* Exercise details *
Transcribe the records that follow exactly. Skip the pictures.

* Input records *
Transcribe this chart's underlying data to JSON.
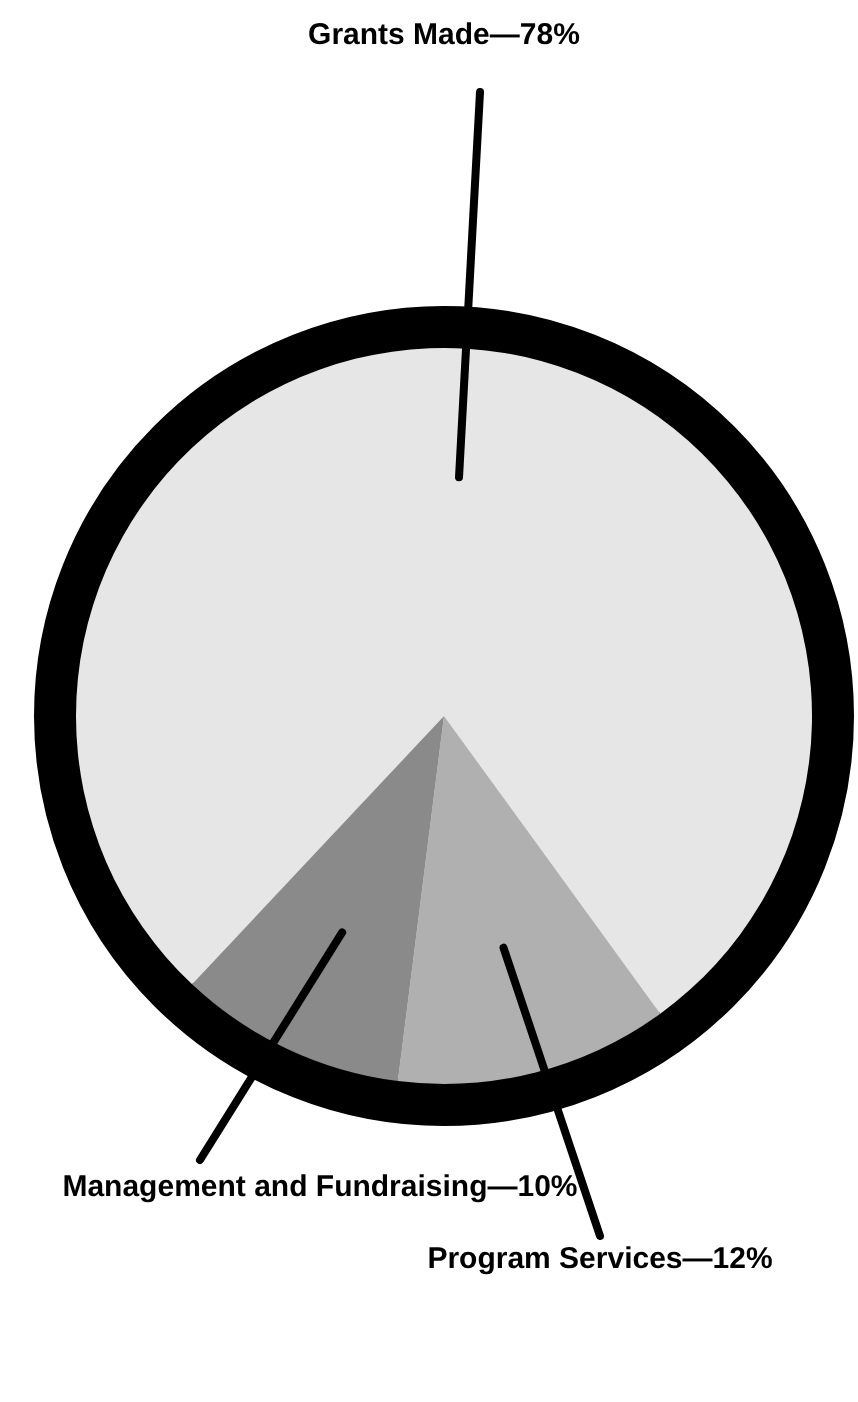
{
  "chart_data": {
    "type": "pie",
    "categories": [
      "Grants Made",
      "Program Services",
      "Management and Fundraising"
    ],
    "values": [
      78,
      12,
      10
    ],
    "colors": [
      "#e6e6e6",
      "#b0b0b0",
      "#8a8a8a"
    ],
    "value_labels": [
      "—78%",
      "—12%",
      "—10%"
    ]
  }
}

* Solution *
Transcribe this chart's underlying data to JSON.
{
  "chart_data": {
    "type": "pie",
    "categories": [
      "Grants Made",
      "Program Services",
      "Management and Fundraising"
    ],
    "values": [
      78,
      12,
      10
    ],
    "colors": [
      "#e6e6e6",
      "#b0b0b0",
      "#8a8a8a"
    ],
    "value_labels": [
      "—78%",
      "—12%",
      "—10%"
    ]
  }
}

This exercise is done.